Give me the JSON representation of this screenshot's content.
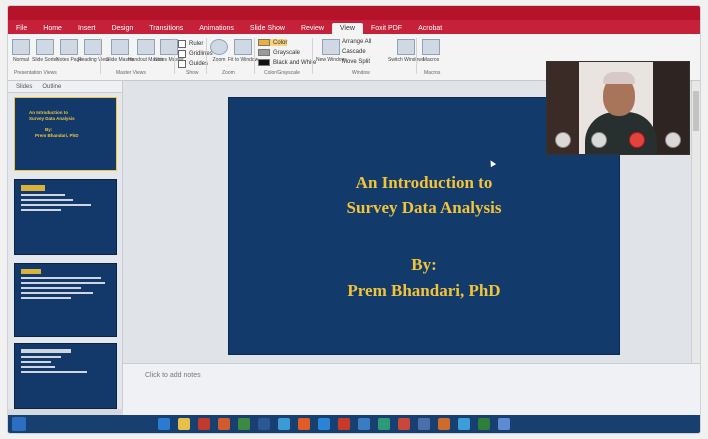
{
  "ribbon": {
    "tabs": [
      "File",
      "Home",
      "Insert",
      "Design",
      "Transitions",
      "Animations",
      "Slide Show",
      "Review",
      "View",
      "Foxit PDF",
      "Acrobat"
    ],
    "active_tab": "View",
    "buttons": {
      "normal": "Normal",
      "slide_sorter": "Slide Sorter",
      "notes_page": "Notes Page",
      "reading_view": "Reading View",
      "slide_master": "Slide Master",
      "handout_master": "Handout Master",
      "notes_master": "Notes Master",
      "zoom": "Zoom",
      "fit_to_window": "Fit to Window",
      "new_window": "New Window",
      "switch_windows": "Switch Windows",
      "macros": "Macros"
    },
    "show": {
      "ruler": "Ruler",
      "gridlines": "Gridlines",
      "guides": "Guides"
    },
    "color_modes": {
      "color": "Color",
      "grayscale": "Grayscale",
      "black_white": "Black and White"
    },
    "window_opts": {
      "arrange_all": "Arrange All",
      "cascade": "Cascade",
      "move_split": "Move Split"
    },
    "groups": {
      "presentation_views": "Presentation Views",
      "master_views": "Master Views",
      "show": "Show",
      "zoom": "Zoom",
      "color_grayscale": "Color/Grayscale",
      "window": "Window",
      "macros": "Macros"
    }
  },
  "panel": {
    "tabs": [
      "Slides",
      "Outline"
    ],
    "thumb1": {
      "l1": "An Introduction to",
      "l2": "Survey Data Analysis",
      "l3": "By:",
      "l4": "Prem Bhandari, PhD"
    }
  },
  "slide": {
    "title_line1": "An Introduction to",
    "title_line2": "Survey Data Analysis",
    "by_label": "By:",
    "author": "Prem Bhandari, PhD"
  },
  "notes": {
    "placeholder": "Click to add notes"
  }
}
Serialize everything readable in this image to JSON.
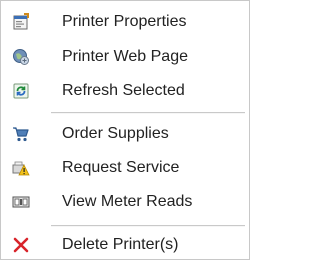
{
  "menu": {
    "items": [
      {
        "label": "Printer Properties",
        "icon": "printer-properties-icon"
      },
      {
        "label": "Printer Web Page",
        "icon": "globe-web-icon"
      },
      {
        "label": "Refresh Selected",
        "icon": "refresh-icon"
      },
      {
        "label": "Order Supplies",
        "icon": "shopping-cart-icon"
      },
      {
        "label": "Request Service",
        "icon": "service-warning-icon"
      },
      {
        "label": "View Meter Reads",
        "icon": "meter-reads-icon"
      },
      {
        "label": "Delete Printer(s)",
        "icon": "delete-x-icon"
      }
    ]
  }
}
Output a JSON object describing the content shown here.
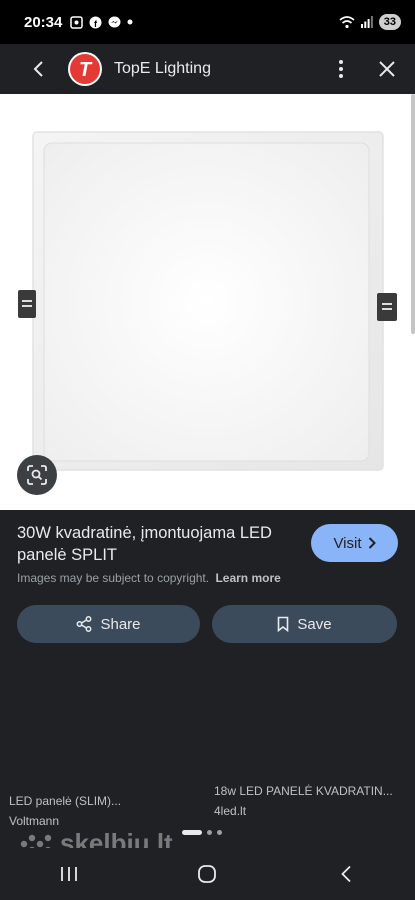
{
  "status_bar": {
    "time": "20:34",
    "battery": "33"
  },
  "header": {
    "site_name": "TopE Lighting",
    "logo_letter": "T",
    "logo_color": "#e53935"
  },
  "result": {
    "title": "30W kvadratinė, įmontuojama LED panelė SPLIT",
    "visit_label": "Visit",
    "copyright_text": "Images may be subject to copyright.",
    "learn_more": "Learn more",
    "share_label": "Share",
    "save_label": "Save"
  },
  "related": [
    {
      "title": "LED panelė (SLIM)...",
      "source": "Voltmann"
    },
    {
      "title": "18w LED PANELĖ KVADRATIN...",
      "source": "4led.lt"
    }
  ],
  "watermark": "skelbiu.lt",
  "colors": {
    "accent": "#8ab4f8",
    "button_bg": "#3c4b5c",
    "background": "#202124"
  }
}
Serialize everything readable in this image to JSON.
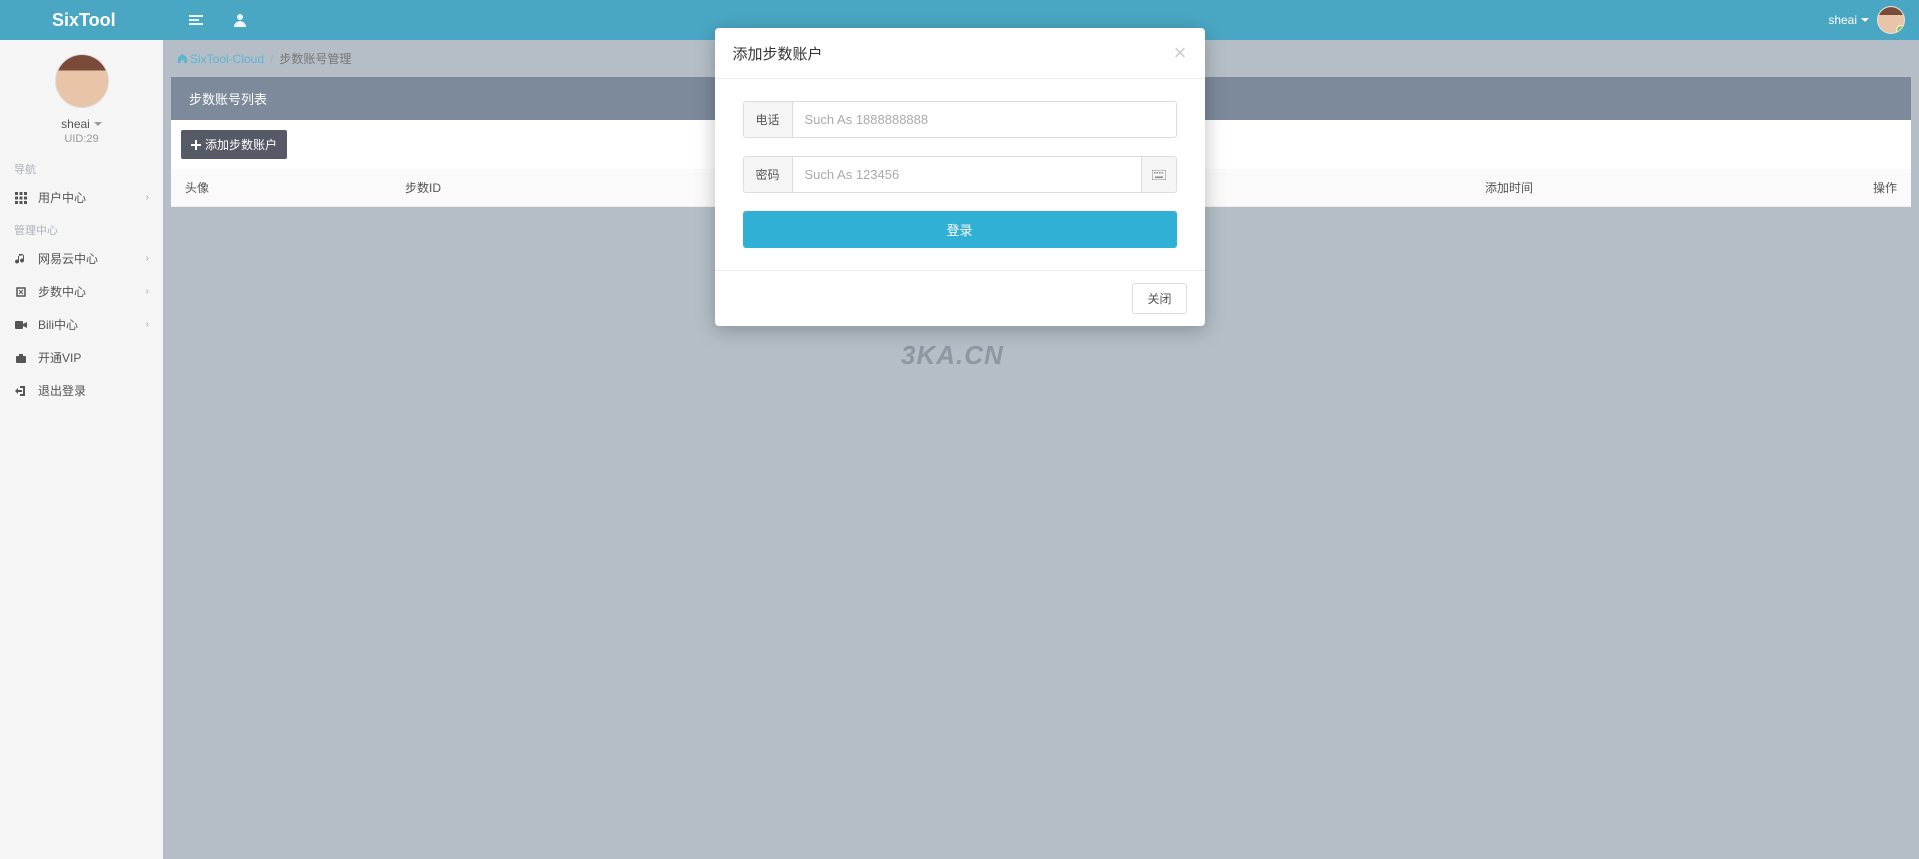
{
  "brand": "SixTool",
  "header": {
    "username": "sheai"
  },
  "profile": {
    "name": "sheai",
    "uid": "UID:29"
  },
  "sidebar": {
    "section1_header": "导航",
    "section2_header": "管理中心",
    "items": [
      {
        "label": "用户中心",
        "expandable": true
      },
      {
        "label": "网易云中心",
        "expandable": true
      },
      {
        "label": "步数中心",
        "expandable": true
      },
      {
        "label": "Bili中心",
        "expandable": true
      },
      {
        "label": "开通VIP",
        "expandable": false
      },
      {
        "label": "退出登录",
        "expandable": false
      }
    ]
  },
  "breadcrumb": {
    "home": "SixTool-Cloud",
    "current": "步数账号管理"
  },
  "panel": {
    "title": "步数账号列表",
    "add_button": "添加步数账户",
    "columns": [
      "头像",
      "步数ID",
      "添加时间",
      "操作"
    ]
  },
  "watermark": "3KA.CN",
  "modal": {
    "title": "添加步数账户",
    "phone_label": "电话",
    "phone_placeholder": "Such As 1888888888",
    "password_label": "密码",
    "password_placeholder": "Such As 123456",
    "login_button": "登录",
    "close_button": "关闭"
  }
}
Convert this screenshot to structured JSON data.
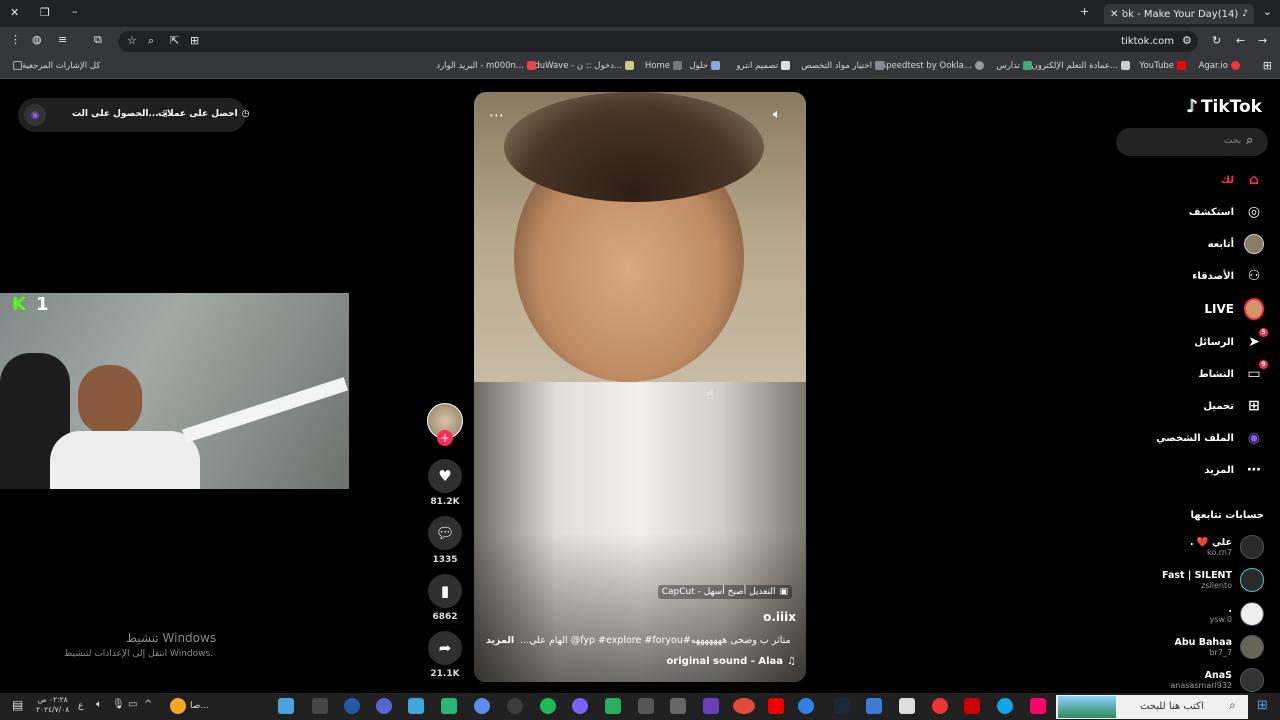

+ + +

» **Problem requirements**: Transcribe the whole listing exactly. Pictures are excluded.

» **Final result**:
Give me the JSON representation of this screenshot's content.
{
  "ribbon": {
    "tabs": [
      "File",
      "Home",
      "Insert",
      "Design",
      "Transitions",
      "Animations",
      "Slide Show",
      "Review",
      "View",
      "Foxit PDF",
      "Acrobat"
    ],
    "active_tab": "View",
    "buttons": {
      "normal": "Normal",
      "slide_sorter": "Slide Sorter",
      "notes_page": "Notes Page",
      "reading_view": "Reading View",
      "slide_master": "Slide Master",
      "handout_master": "Handout Master",
      "notes_master": "Notes Master",
      "zoom": "Zoom",
      "fit_to_window": "Fit to Window",
      "new_window": "New Window",
      "switch_windows": "Switch Windows",
      "macros": "Macros"
    },
    "show": {
      "ruler": "Ruler",
      "gridlines": "Gridlines",
      "guides": "Guides"
    },
    "color_modes": {
      "color": "Color",
      "grayscale": "Grayscale",
      "black_white": "Black and White"
    },
    "window_opts": {
      "arrange_all": "Arrange All",
      "cascade": "Cascade",
      "move_split": "Move Split"
    },
    "groups": {
      "presentation_views": "Presentation Views",
      "master_views": "Master Views",
      "show": "Show",
      "zoom": "Zoom",
      "color_grayscale": "Color/Grayscale",
      "window": "Window",
      "macros": "Macros"
    }
  },
  "panel": {
    "tabs": [
      "Slides",
      "Outline"
    ],
    "thumb1": {
      "l1": "An Introduction to",
      "l2": "Survey Data Analysis",
      "l3": "By:",
      "l4": "Prem Bhandari, PhD"
    }
  },
  "slide": {
    "title_line1": "An Introduction to",
    "title_line2": "Survey Data Analysis",
    "by_label": "By:",
    "author": "Prem Bhandari, PhD"
  },
  "notes": {
    "placeholder": "Click to add notes"
  }
}
Serialize everything readable in this image to JSON.
{
  "menu": {
    "items": [
      {
        "label": "Printer Properties",
        "icon": "printer-properties-icon"
      },
      {
        "label": "Printer Web Page",
        "icon": "globe-web-icon"
      },
      {
        "label": "Refresh Selected",
        "icon": "refresh-icon"
      },
      {
        "label": "Order Supplies",
        "icon": "shopping-cart-icon"
      },
      {
        "label": "Request Service",
        "icon": "service-warning-icon"
      },
      {
        "label": "View Meter Reads",
        "icon": "meter-reads-icon"
      },
      {
        "label": "Delete Printer(s)",
        "icon": "delete-x-icon"
      }
    ]
  }
}
Output a JSON object describing the content shown here.
{
  "status_bar": {
    "time": "20:34",
    "battery": "33"
  },
  "header": {
    "site_name": "TopE Lighting",
    "logo_letter": "T",
    "logo_color": "#e53935"
  },
  "result": {
    "title": "30W kvadratinė, įmontuojama LED panelė SPLIT",
    "visit_label": "Visit",
    "copyright_text": "Images may be subject to copyright.",
    "learn_more": "Learn more",
    "share_label": "Share",
    "save_label": "Save"
  },
  "related": [
    {
      "title": "LED panelė (SLIM)...",
      "source": "Voltmann"
    },
    {
      "title": "18w LED PANELĖ KVADRATIN...",
      "source": "4led.lt"
    }
  ],
  "watermark": "skelbiu.lt",
  "colors": {
    "accent": "#8ab4f8",
    "button_bg": "#3c4b5c",
    "background": "#202124"
  }
}
Serialize everything readable in this image to JSON.
{
  "brand": "SixTool",
  "header": {
    "username": "sheai"
  },
  "profile": {
    "name": "sheai",
    "uid": "UID:29"
  },
  "sidebar": {
    "section1_header": "导航",
    "section2_header": "管理中心",
    "items": [
      {
        "label": "用户中心",
        "expandable": true
      },
      {
        "label": "网易云中心",
        "expandable": true
      },
      {
        "label": "步数中心",
        "expandable": true
      },
      {
        "label": "Bili中心",
        "expandable": true
      },
      {
        "label": "开通VIP",
        "expandable": false
      },
      {
        "label": "退出登录",
        "expandable": false
      }
    ]
  },
  "breadcrumb": {
    "home": "SixTool-Cloud",
    "current": "步数账号管理"
  },
  "panel": {
    "title": "步数账号列表",
    "add_button": "添加步数账户",
    "columns": [
      "头像",
      "步数ID",
      "添加时间",
      "操作"
    ]
  },
  "watermark": "3KA.CN",
  "modal": {
    "title": "添加步数账户",
    "phone_label": "电话",
    "phone_placeholder": "Such As 1888888888",
    "password_label": "密码",
    "password_placeholder": "Such As 123456",
    "login_button": "登录",
    "close_button": "关闭"
  }
}
Convert this screenshot to structured JSON data.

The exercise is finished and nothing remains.